BEGIN The input

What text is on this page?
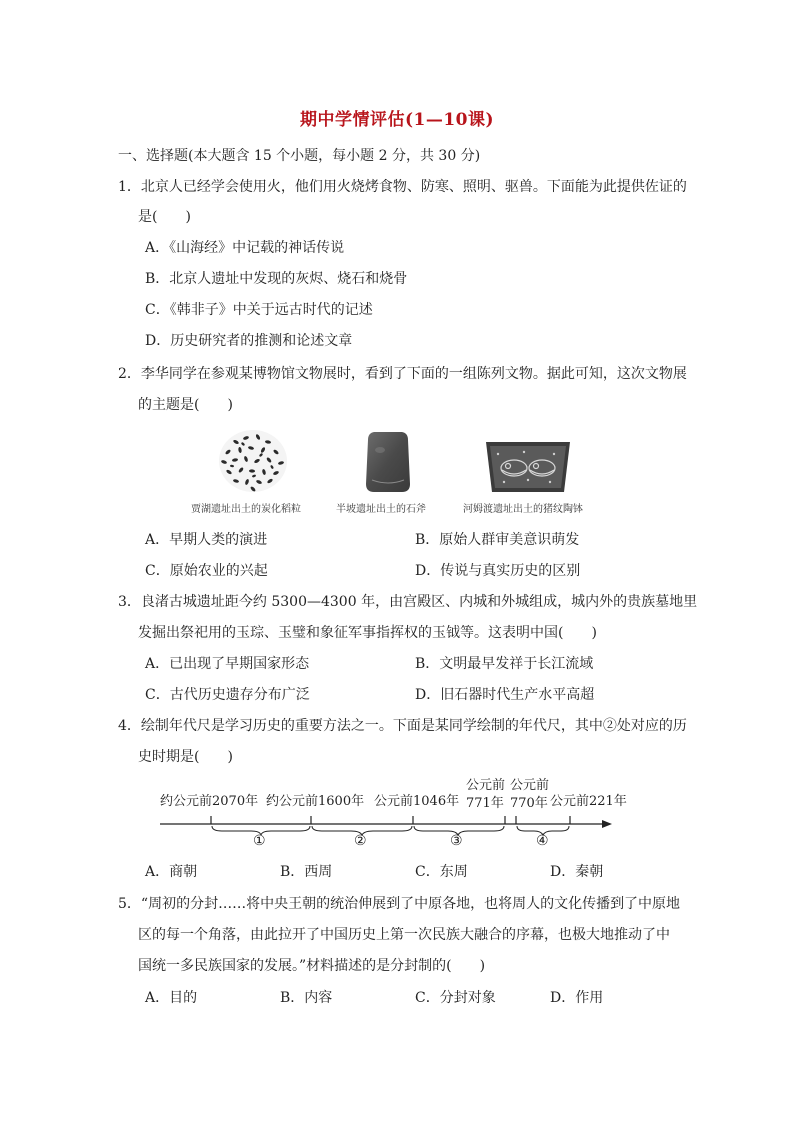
期中学情评估(1—10课)
一、选择题(本大题含 15 个小题，每小题 2 分，共 30 分)
1．北京人已经学会使用火，他们用火烧烤食物、防寒、照明、驱兽。下面能为此提供佐证的
是(　　)
A．《山海经》中记载的神话传说
B．北京人遗址中发现的灰烬、烧石和烧骨
C．《韩非子》中关于远古时代的记述
D．历史研究者的推测和论述文章
2．李华同学在参观某博物馆文物展时，看到了下面的一组陈列文物。据此可知，这次文物展
的主题是(　　)
贾湖遗址出土的炭化稻粒	半坡遗址出土的石斧	河姆渡遗址出土的猪纹陶钵
A．早期人类的演进	B．原始人群审美意识萌发
C．原始农业的兴起	D．传说与真实历史的区别
3．良渚古城遗址距今约 5300—4300 年，由宫殿区、内城和外城组成，城内外的贵族墓地里
发掘出祭祀用的玉琮、玉璧和象征军事指挥权的玉钺等。这表明中国(　　)
A．已出现了早期国家形态	B．文明最早发祥于长江流域
C．古代历史遗存分布广泛	D．旧石器时代生产水平高超
4．绘制年代尺是学习历史的重要方法之一。下面是某同学绘制的年代尺，其中②处对应的历
史时期是(　　)
约公元前2070年 约公元前1600年 公元前1046年
公元前
771年
公元前
770年 公元前221年
①	②	③	④
A．商朝	B．西周	C．东周	D．秦朝
5．“周初的分封……将中央王朝的统治伸展到了中原各地，也将周人的文化传播到了中原地
区的每一个角落，由此拉开了中国历史上第一次民族大融合的序幕，也极大地推动了中
国统一多民族国家的发展。”材料描述的是分封制的(　　)
A．目的	B．内容	C．分封对象	D．作用
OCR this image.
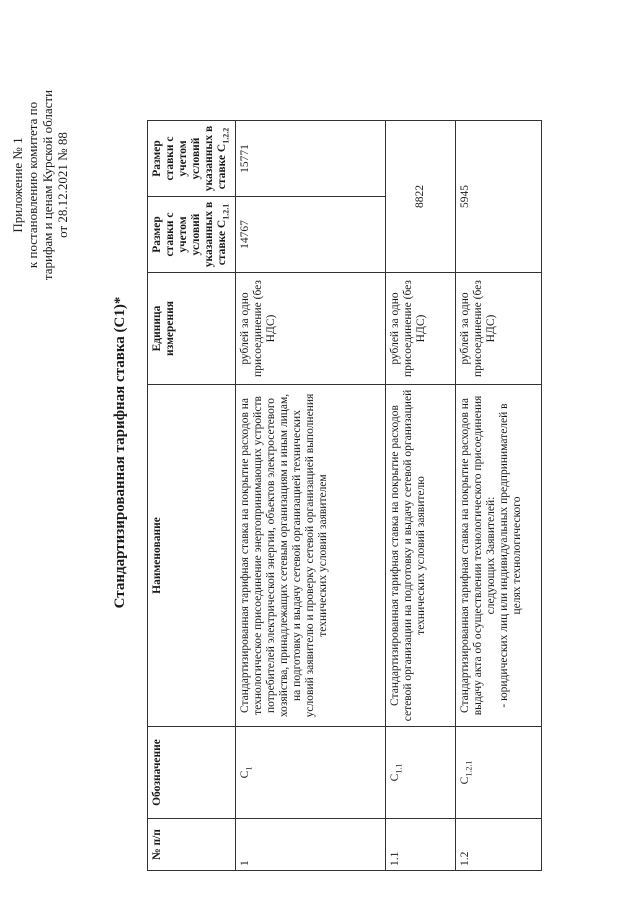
Приложение № 1 к постановлению комитета по тарифам и ценам Курской области от 28.12.2021 № 88
Стандартизированная тарифная ставка (С1)*
№ п/п	Обозначение	Наименование	Единица измерения	Размер ставки с учетом условий указанных в ставке $С_{1.2.1}$	Размер ставки с учетом условий указанных в ставке $С_{1.2.2}$
1	$С_1$	Стандартизированная тарифная ставка на покрытие расходов на технологическое присоединение энергопринимающих устройств потребителей электрической энергии, объектов электросетевого хозяйства, принадлежащих сетевым организациям и иным лицам, на подготовку и выдачу сетевой организацией технических условий заявителю и проверку сетевой организацией выполнения технических условий заявителем	рублей за одно присоединение (без НДС)	14767	15771
1.1	$С_{1.1}$	Стандартизированная тарифная ставка на покрытие расходов сетевой организации на подготовку и выдачу сетевой организацией технических условий заявителю	рублей за одно присоединение (без НДС)	8822	
1.2	$С_{1.2.1}$	Стандартизированная тарифная ставка на покрытие расходов на выдачу акта об осуществлении технологического присоединения следующих Заявителей: - юридических лиц или индивидуальных предпринимателей в целях технологического	рублей за одно присоединение (без НДС)	5945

END The input

What this task involves: Write out every record above exactly as it stands, but leave out the pictures.

Complete output:
What text is on this page?
期中学情评估(1—10课)
一、选择题(本大题含 15 个小题，每小题 2 分，共 30 分)
1．北京人已经学会使用火，他们用火烧烤食物、防寒、照明、驱兽。下面能为此提供佐证的
是(　　)
A．《山海经》中记载的神话传说
B．北京人遗址中发现的灰烬、烧石和烧骨
C．《韩非子》中关于远古时代的记述
D．历史研究者的推测和论述文章
2．李华同学在参观某博物馆文物展时，看到了下面的一组陈列文物。据此可知，这次文物展
的主题是(　　)
贾湖遗址出土的炭化稻粒	半坡遗址出土的石斧	河姆渡遗址出土的猪纹陶钵
A．早期人类的演进	B．原始人群审美意识萌发
C．原始农业的兴起	D．传说与真实历史的区别
3．良渚古城遗址距今约 5300—4300 年，由宫殿区、内城和外城组成，城内外的贵族墓地里
发掘出祭祀用的玉琮、玉璧和象征军事指挥权的玉钺等。这表明中国(　　)
A．已出现了早期国家形态	B．文明最早发祥于长江流域
C．古代历史遗存分布广泛	D．旧石器时代生产水平高超
4．绘制年代尺是学习历史的重要方法之一。下面是某同学绘制的年代尺，其中②处对应的历
史时期是(　　)
约公元前2070年 约公元前1600年 公元前1046年
公元前
771年
公元前
770年 公元前221年
①	②	③	④
A．商朝	B．西周	C．东周	D．秦朝
5．“周初的分封……将中央王朝的统治伸展到了中原各地，也将周人的文化传播到了中原地
区的每一个角落，由此拉开了中国历史上第一次民族大融合的序幕，也极大地推动了中
国统一多民族国家的发展。”材料描述的是分封制的(　　)
A．目的	B．内容	C．分封对象	D．作用
OCR this image.
Приложение № 1 к постановлению комитета по тарифам и ценам Курской области от 28.12.2021 № 88
Стандартизированная тарифная ставка (С1)*
№ п/п	Обозначение	Наименование	Единица измерения	Размер ставки с учетом условий указанных в ставке $С_{1.2.1}$	Размер ставки с учетом условий указанных в ставке $С_{1.2.2}$
1	$С_1$	Стандартизированная тарифная ставка на покрытие расходов на технологическое присоединение энергопринимающих устройств потребителей электрической энергии, объектов электросетевого хозяйства, принадлежащих сетевым организациям и иным лицам, на подготовку и выдачу сетевой организацией технических условий заявителю и проверку сетевой организацией выполнения технических условий заявителем	рублей за одно присоединение (без НДС)	14767	15771
1.1	$С_{1.1}$	Стандартизированная тарифная ставка на покрытие расходов сетевой организации на подготовку и выдачу сетевой организацией технических условий заявителю	рублей за одно присоединение (без НДС)	8822	
1.2	$С_{1.2.1}$	Стандартизированная тарифная ставка на покрытие расходов на выдачу акта об осуществлении технологического присоединения следующих Заявителей: - юридических лиц или индивидуальных предпринимателей в целях технологического	рублей за одно присоединение (без НДС)	5945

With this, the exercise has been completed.